Chinese taikonaut (born 1976)

Zhang Lu (张陆; born November 1976) is a Chinese astronaut in the Shenzhou program. He enlisted in the People's Liberation Army (PLA) in August 1999, and joined the Chinese Communist Party (CCP) in April 1999.

Zhang served as system operator on the 185-day Shenzhou 15 mission to the Tiangong space station in 2022-2023, and is currently serving as the commander of the Shenzhou 21 mission, which launched in October 2025. With 7 spacewalks for a total time of 47 hours 47 minutes, he is the current Chinese record holder for most spacewalks and most time spent outside a spacecraft, and ranks 19th globally.

Given records:
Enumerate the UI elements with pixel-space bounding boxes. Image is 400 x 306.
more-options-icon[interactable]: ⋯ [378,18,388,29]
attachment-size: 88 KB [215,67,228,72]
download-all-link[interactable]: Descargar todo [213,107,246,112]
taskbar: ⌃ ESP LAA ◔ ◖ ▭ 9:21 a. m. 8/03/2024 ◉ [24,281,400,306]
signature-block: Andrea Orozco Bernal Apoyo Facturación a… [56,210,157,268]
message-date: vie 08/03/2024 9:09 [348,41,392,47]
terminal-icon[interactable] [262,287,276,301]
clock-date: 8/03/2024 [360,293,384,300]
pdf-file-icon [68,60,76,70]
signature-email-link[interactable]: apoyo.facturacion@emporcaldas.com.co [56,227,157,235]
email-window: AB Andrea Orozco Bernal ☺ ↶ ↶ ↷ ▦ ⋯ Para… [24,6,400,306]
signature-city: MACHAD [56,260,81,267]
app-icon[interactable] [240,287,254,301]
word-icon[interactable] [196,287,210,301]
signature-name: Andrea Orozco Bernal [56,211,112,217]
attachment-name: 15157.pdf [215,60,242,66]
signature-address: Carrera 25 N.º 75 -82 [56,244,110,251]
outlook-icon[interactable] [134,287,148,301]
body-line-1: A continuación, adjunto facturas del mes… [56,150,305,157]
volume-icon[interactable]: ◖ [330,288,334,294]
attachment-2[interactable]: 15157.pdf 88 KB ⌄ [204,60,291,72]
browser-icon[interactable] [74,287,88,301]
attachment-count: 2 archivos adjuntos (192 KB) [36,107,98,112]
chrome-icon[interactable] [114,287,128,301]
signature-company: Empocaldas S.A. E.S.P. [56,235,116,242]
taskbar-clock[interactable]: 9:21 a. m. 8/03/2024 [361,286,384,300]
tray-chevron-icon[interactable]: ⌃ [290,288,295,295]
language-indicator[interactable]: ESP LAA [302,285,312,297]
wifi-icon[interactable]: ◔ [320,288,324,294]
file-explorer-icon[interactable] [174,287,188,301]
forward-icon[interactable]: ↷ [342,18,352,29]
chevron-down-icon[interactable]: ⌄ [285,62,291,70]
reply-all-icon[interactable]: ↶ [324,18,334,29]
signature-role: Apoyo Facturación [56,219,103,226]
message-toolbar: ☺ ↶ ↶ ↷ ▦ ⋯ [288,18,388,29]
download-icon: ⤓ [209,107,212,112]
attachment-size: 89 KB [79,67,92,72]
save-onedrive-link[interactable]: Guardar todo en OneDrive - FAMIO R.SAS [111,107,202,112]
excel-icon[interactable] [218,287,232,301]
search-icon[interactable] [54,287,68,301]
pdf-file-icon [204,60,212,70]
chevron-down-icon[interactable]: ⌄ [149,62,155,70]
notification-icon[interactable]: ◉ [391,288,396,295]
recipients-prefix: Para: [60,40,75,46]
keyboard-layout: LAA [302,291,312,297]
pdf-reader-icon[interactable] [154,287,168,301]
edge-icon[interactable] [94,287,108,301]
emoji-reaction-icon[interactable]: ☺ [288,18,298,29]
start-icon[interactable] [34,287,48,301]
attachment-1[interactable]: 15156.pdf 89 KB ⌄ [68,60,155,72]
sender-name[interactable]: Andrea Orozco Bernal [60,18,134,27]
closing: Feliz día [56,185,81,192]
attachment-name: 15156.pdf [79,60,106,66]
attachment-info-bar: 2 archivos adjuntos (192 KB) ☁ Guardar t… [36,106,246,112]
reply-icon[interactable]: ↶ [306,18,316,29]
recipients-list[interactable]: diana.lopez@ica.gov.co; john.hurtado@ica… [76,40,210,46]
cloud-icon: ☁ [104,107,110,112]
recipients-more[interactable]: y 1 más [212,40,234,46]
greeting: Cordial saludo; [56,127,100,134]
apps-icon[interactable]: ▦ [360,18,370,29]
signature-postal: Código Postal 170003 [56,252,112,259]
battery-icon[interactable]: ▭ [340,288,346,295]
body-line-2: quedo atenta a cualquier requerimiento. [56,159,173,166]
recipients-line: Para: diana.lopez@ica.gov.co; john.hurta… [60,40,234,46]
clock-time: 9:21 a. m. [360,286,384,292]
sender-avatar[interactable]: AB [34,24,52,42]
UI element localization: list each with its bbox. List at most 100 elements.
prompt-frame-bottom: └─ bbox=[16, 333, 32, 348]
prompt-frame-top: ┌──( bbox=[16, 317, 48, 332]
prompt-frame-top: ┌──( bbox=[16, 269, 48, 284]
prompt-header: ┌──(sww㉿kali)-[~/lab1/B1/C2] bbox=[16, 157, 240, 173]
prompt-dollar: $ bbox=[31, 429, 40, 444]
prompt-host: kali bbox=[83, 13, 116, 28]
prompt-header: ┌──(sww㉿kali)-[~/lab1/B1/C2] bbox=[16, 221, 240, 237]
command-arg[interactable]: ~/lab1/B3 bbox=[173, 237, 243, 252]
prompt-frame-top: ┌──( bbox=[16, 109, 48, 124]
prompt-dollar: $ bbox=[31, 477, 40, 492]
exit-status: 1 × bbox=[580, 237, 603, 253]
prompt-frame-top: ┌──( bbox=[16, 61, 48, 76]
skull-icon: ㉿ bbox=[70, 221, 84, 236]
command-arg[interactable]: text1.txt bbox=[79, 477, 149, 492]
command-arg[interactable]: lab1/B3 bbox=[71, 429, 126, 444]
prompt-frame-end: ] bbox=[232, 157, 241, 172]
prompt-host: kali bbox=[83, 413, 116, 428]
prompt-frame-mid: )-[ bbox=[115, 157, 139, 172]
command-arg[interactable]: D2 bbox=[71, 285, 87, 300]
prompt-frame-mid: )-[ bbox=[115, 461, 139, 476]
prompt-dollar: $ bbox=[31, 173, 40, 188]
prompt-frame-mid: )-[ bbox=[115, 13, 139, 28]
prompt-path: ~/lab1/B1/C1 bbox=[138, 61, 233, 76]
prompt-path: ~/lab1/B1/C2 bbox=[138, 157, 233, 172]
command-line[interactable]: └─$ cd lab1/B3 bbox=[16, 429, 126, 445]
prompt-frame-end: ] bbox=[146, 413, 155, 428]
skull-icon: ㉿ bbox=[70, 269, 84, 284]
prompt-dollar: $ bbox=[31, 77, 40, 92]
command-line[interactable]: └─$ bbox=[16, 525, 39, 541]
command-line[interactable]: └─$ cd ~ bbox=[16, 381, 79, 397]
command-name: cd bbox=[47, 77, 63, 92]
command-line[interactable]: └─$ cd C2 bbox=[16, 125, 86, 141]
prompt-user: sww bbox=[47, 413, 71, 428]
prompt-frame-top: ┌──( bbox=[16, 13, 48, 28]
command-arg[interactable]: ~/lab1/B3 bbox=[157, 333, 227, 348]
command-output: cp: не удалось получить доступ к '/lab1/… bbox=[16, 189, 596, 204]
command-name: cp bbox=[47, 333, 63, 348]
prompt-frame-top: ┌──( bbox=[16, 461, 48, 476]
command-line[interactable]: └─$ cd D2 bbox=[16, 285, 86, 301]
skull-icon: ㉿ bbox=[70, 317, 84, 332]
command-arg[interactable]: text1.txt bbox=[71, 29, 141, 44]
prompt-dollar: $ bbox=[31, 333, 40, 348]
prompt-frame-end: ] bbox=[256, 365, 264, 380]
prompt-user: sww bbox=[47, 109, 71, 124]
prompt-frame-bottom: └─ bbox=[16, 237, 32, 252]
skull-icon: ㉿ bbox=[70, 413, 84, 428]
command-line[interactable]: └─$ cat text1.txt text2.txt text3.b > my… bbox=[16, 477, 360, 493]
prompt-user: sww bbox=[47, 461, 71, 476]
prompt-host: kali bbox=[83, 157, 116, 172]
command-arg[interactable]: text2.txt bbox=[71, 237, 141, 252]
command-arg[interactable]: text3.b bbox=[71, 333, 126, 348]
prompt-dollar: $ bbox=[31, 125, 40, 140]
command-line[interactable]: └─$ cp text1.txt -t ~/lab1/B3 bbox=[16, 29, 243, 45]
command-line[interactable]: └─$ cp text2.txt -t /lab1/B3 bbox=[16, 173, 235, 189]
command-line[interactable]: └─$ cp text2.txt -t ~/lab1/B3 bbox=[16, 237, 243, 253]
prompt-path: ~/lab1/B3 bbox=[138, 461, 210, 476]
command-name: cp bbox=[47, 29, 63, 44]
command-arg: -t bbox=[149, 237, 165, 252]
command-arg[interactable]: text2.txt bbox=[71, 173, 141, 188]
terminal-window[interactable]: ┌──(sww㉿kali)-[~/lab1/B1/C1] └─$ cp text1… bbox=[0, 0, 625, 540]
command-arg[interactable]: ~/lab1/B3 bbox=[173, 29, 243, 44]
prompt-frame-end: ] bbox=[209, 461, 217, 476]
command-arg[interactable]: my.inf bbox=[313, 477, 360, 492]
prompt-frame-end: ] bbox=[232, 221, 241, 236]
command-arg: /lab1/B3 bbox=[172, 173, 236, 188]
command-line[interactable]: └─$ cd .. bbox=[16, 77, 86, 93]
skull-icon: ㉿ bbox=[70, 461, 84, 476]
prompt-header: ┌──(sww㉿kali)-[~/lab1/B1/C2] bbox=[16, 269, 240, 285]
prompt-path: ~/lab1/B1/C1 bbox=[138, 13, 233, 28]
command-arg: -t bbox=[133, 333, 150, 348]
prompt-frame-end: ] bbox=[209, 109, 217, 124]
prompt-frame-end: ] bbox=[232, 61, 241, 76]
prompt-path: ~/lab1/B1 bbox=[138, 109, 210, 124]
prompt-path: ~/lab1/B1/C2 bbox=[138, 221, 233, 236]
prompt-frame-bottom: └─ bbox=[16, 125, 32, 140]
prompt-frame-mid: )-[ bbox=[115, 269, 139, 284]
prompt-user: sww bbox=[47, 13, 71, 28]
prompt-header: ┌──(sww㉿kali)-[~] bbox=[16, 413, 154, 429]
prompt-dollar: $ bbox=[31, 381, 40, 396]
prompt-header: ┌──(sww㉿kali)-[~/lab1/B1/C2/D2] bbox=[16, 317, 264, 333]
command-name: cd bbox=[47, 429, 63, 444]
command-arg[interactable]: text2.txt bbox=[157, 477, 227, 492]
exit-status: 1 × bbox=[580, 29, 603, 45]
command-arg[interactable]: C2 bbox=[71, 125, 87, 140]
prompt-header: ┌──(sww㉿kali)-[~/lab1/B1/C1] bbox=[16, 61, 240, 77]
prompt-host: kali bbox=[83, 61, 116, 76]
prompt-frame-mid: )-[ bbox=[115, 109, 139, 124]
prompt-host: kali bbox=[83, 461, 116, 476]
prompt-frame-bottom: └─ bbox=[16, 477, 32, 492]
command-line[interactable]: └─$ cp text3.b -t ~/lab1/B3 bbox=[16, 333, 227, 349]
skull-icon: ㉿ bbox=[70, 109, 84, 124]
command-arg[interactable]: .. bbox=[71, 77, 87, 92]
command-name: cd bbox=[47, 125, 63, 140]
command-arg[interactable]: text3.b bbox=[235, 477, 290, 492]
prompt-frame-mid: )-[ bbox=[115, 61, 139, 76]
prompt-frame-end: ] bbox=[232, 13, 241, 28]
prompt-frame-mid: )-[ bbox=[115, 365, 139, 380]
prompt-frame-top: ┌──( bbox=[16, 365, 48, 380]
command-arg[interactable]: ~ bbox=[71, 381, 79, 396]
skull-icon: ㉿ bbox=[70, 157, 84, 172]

Task set:
1. Reproduce the stretch of the passage on Zhang Lu from "Chinese taikonaut (born" through "in April 1999.".
2. Carry on the passage about astronaut Zhang Lu, starting after its final sentence.

Per-task outputs:
1.
Chinese taikonaut (born 1976)

Zhang Lu (张陆; born November 1976) is a Chinese astronaut in the Shenzhou program. He enlisted in the People's Liberation Army (PLA) in August 1999, and joined the Chinese Communist Party (CCP) in April 1999.

2.
== Biography ==
Zhang was born into a fisherman's family in Hanshou County, Hunan province, China, in November 1976. He attended Chengguan No. 4 Primary School (城关四小), Zhanlepin Middle School (詹乐贫中学) and Hanshou County No. 1 High School (汉寿一中). In 1981, at the age of 5, his family relocated to downtown Hanshou County, where they engaged in freshwater aquaculture. Due to hard work and thrift, his family became a 10,000-Yuan-Household (万元户) in the early days of the reform and opening up. In his early teens, he developed taste for singing.

After graduating from the current PLA Air Force Aviation University in 2000, he became a fighter pilot in the People's Liberation Army Air Force, and was selected to be an astronaut in May 2010.

== Personal life ==
Zhang married in 2003 and has a daughter.